THE TASK: Without including any images, reproduce each entry exactly.

.....

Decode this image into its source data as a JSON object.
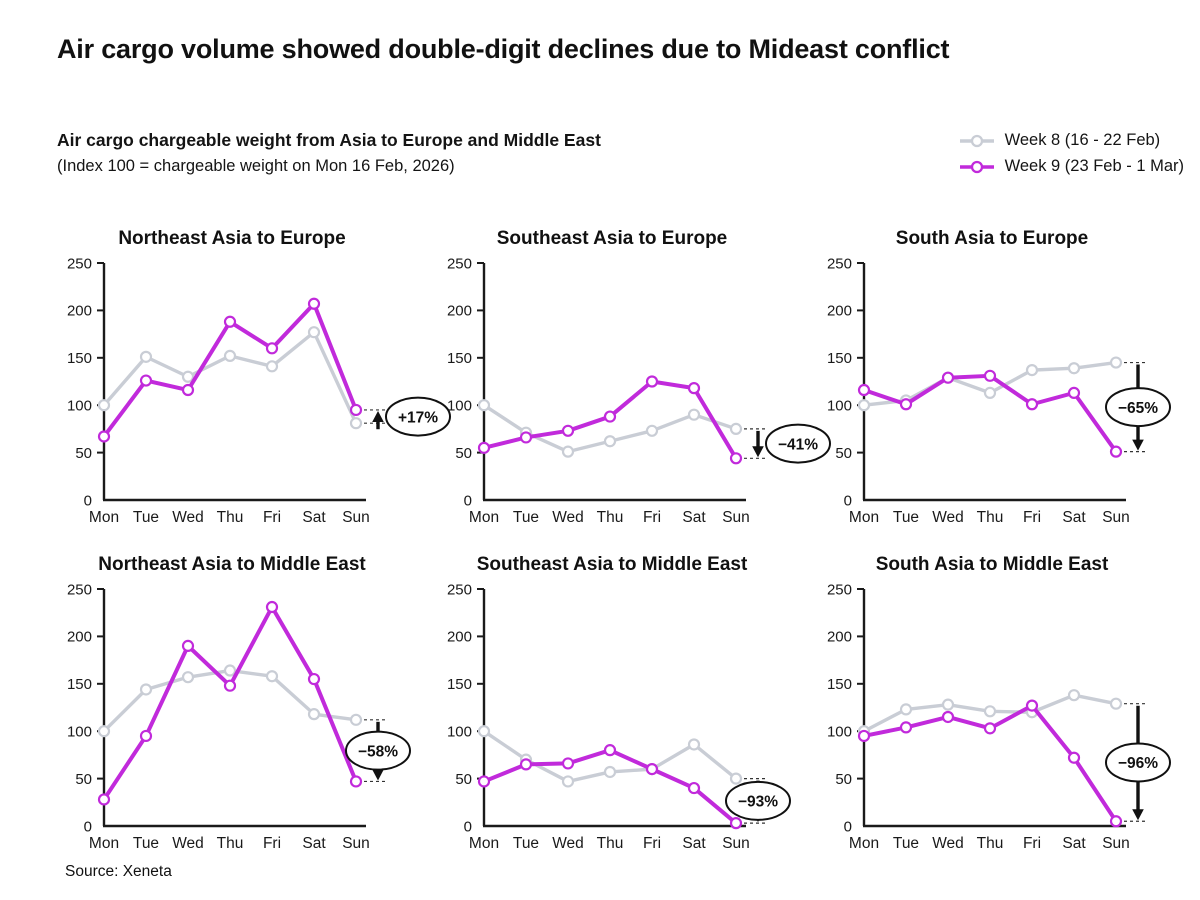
{
  "page": {
    "title": "Air cargo volume showed double-digit declines due to Mideast conflict",
    "subtitle_bold": "Air cargo chargeable weight from Asia to Europe and Middle East",
    "subtitle_note": "(Index 100 = chargeable weight on Mon 16 Feb, 2026)",
    "source": "Source: Xeneta"
  },
  "colors": {
    "week8": "#c9cdd5",
    "week9": "#c12adb",
    "axis": "#1a1a1a",
    "text": "#1a1a1a",
    "annotation": "#111111"
  },
  "legend": [
    {
      "id": "week8",
      "label": "Week 8 (16 - 22 Feb)",
      "color": "#c9cdd5"
    },
    {
      "id": "week9",
      "label": "Week 9 (23 Feb - 1 Mar)",
      "color": "#c12adb"
    }
  ],
  "chart_data": {
    "type": "line",
    "categories": [
      "Mon",
      "Tue",
      "Wed",
      "Thu",
      "Fri",
      "Sat",
      "Sun"
    ],
    "ylim": [
      0,
      250
    ],
    "y_ticks": [
      0,
      50,
      100,
      150,
      200,
      250
    ],
    "legend_position": "top-right",
    "grid": false,
    "series_names": [
      "Week 8 (16 - 22 Feb)",
      "Week 9 (23 Feb - 1 Mar)"
    ],
    "charts": [
      {
        "title": "Northeast Asia to Europe",
        "week8": [
          100,
          151,
          130,
          152,
          141,
          177,
          81
        ],
        "week9": [
          67,
          126,
          116,
          188,
          160,
          207,
          95
        ],
        "annotation": {
          "label": "+17%",
          "direction": "up"
        }
      },
      {
        "title": "Southeast Asia to Europe",
        "week8": [
          100,
          71,
          51,
          62,
          73,
          90,
          75
        ],
        "week9": [
          55,
          66,
          73,
          88,
          125,
          118,
          44
        ],
        "annotation": {
          "label": "−41%",
          "direction": "down"
        }
      },
      {
        "title": "South Asia to Europe",
        "week8": [
          100,
          105,
          129,
          113,
          137,
          139,
          145
        ],
        "week9": [
          116,
          101,
          129,
          131,
          101,
          113,
          51
        ],
        "annotation": {
          "label": "−65%",
          "direction": "down"
        }
      },
      {
        "title": "Northeast Asia to Middle East",
        "week8": [
          100,
          144,
          157,
          164,
          158,
          118,
          112
        ],
        "week9": [
          28,
          95,
          190,
          148,
          231,
          155,
          47
        ],
        "annotation": {
          "label": "−58%",
          "direction": "down"
        }
      },
      {
        "title": "Southeast Asia to Middle East",
        "week8": [
          100,
          70,
          47,
          57,
          60,
          86,
          50
        ],
        "week9": [
          47,
          65,
          66,
          80,
          60,
          40,
          3
        ],
        "annotation": {
          "label": "−93%",
          "direction": "down"
        }
      },
      {
        "title": "South Asia to Middle East",
        "week8": [
          100,
          123,
          128,
          121,
          120,
          138,
          129
        ],
        "week9": [
          95,
          104,
          115,
          103,
          127,
          72,
          5
        ],
        "annotation": {
          "label": "−96%",
          "direction": "down"
        }
      }
    ]
  }
}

.....

RIGHT ANSWER:
Decode this image into its source data as a JSON object.
{
  "page": {
    "title": "Air cargo volume showed double-digit declines due to Mideast conflict",
    "subtitle_bold": "Air cargo chargeable weight from Asia to Europe and Middle East",
    "subtitle_note": "(Index 100 = chargeable weight on Mon 16 Feb, 2026)",
    "source": "Source: Xeneta"
  },
  "colors": {
    "week8": "#c9cdd5",
    "week9": "#c12adb",
    "axis": "#1a1a1a",
    "text": "#1a1a1a",
    "annotation": "#111111"
  },
  "legend": [
    {
      "id": "week8",
      "label": "Week 8 (16 - 22 Feb)",
      "color": "#c9cdd5"
    },
    {
      "id": "week9",
      "label": "Week 9 (23 Feb - 1 Mar)",
      "color": "#c12adb"
    }
  ],
  "chart_data": {
    "type": "line",
    "categories": [
      "Mon",
      "Tue",
      "Wed",
      "Thu",
      "Fri",
      "Sat",
      "Sun"
    ],
    "ylim": [
      0,
      250
    ],
    "y_ticks": [
      0,
      50,
      100,
      150,
      200,
      250
    ],
    "legend_position": "top-right",
    "grid": false,
    "series_names": [
      "Week 8 (16 - 22 Feb)",
      "Week 9 (23 Feb - 1 Mar)"
    ],
    "charts": [
      {
        "title": "Northeast Asia to Europe",
        "week8": [
          100,
          151,
          130,
          152,
          141,
          177,
          81
        ],
        "week9": [
          67,
          126,
          116,
          188,
          160,
          207,
          95
        ],
        "annotation": {
          "label": "+17%",
          "direction": "up"
        }
      },
      {
        "title": "Southeast Asia to Europe",
        "week8": [
          100,
          71,
          51,
          62,
          73,
          90,
          75
        ],
        "week9": [
          55,
          66,
          73,
          88,
          125,
          118,
          44
        ],
        "annotation": {
          "label": "−41%",
          "direction": "down"
        }
      },
      {
        "title": "South Asia to Europe",
        "week8": [
          100,
          105,
          129,
          113,
          137,
          139,
          145
        ],
        "week9": [
          116,
          101,
          129,
          131,
          101,
          113,
          51
        ],
        "annotation": {
          "label": "−65%",
          "direction": "down"
        }
      },
      {
        "title": "Northeast Asia to Middle East",
        "week8": [
          100,
          144,
          157,
          164,
          158,
          118,
          112
        ],
        "week9": [
          28,
          95,
          190,
          148,
          231,
          155,
          47
        ],
        "annotation": {
          "label": "−58%",
          "direction": "down"
        }
      },
      {
        "title": "Southeast Asia to Middle East",
        "week8": [
          100,
          70,
          47,
          57,
          60,
          86,
          50
        ],
        "week9": [
          47,
          65,
          66,
          80,
          60,
          40,
          3
        ],
        "annotation": {
          "label": "−93%",
          "direction": "down"
        }
      },
      {
        "title": "South Asia to Middle East",
        "week8": [
          100,
          123,
          128,
          121,
          120,
          138,
          129
        ],
        "week9": [
          95,
          104,
          115,
          103,
          127,
          72,
          5
        ],
        "annotation": {
          "label": "−96%",
          "direction": "down"
        }
      }
    ]
  }
}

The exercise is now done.